Instructions for the task :: Among the lines of this listing, determine how many contain the string "ženy". Answer with the number only.

Material for the task ::

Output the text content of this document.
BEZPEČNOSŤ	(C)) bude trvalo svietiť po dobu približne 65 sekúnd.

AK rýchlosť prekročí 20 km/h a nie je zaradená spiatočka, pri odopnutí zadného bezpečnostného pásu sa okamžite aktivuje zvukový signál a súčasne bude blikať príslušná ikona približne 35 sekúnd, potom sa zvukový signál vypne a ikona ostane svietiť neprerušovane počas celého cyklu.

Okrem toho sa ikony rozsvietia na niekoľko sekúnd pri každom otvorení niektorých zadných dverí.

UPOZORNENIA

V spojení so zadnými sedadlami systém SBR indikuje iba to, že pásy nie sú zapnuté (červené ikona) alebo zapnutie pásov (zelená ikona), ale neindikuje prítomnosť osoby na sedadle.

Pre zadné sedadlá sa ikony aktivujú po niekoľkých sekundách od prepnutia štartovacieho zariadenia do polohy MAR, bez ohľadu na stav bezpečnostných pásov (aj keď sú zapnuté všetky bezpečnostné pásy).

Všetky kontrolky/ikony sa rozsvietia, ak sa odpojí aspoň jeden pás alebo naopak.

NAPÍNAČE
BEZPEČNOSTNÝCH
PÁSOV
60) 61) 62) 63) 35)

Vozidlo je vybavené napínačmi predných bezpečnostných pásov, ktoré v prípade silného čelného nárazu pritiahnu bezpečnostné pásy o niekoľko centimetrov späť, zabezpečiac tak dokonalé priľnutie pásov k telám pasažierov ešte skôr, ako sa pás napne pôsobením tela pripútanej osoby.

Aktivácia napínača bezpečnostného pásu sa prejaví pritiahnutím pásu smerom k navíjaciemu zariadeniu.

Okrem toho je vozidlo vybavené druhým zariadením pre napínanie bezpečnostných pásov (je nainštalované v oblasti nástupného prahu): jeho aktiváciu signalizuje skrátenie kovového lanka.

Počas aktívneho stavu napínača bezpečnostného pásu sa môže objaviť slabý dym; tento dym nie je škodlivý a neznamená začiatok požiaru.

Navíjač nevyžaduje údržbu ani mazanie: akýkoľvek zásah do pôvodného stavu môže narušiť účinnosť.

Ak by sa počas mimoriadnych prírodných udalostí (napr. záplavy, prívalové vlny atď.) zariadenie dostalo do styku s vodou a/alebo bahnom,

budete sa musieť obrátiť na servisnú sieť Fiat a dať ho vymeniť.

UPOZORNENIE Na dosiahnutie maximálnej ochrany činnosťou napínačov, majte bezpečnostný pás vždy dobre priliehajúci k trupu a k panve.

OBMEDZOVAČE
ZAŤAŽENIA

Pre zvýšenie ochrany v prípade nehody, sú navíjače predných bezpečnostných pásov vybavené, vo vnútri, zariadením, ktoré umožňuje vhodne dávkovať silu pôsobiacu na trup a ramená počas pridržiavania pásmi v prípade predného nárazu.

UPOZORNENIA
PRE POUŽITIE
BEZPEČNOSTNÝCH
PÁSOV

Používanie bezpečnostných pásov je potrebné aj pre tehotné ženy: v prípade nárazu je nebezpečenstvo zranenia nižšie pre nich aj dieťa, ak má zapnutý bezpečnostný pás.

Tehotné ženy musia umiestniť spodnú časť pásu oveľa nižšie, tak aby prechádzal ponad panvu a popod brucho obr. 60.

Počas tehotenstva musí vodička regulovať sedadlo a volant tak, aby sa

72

Answer to the task :: 2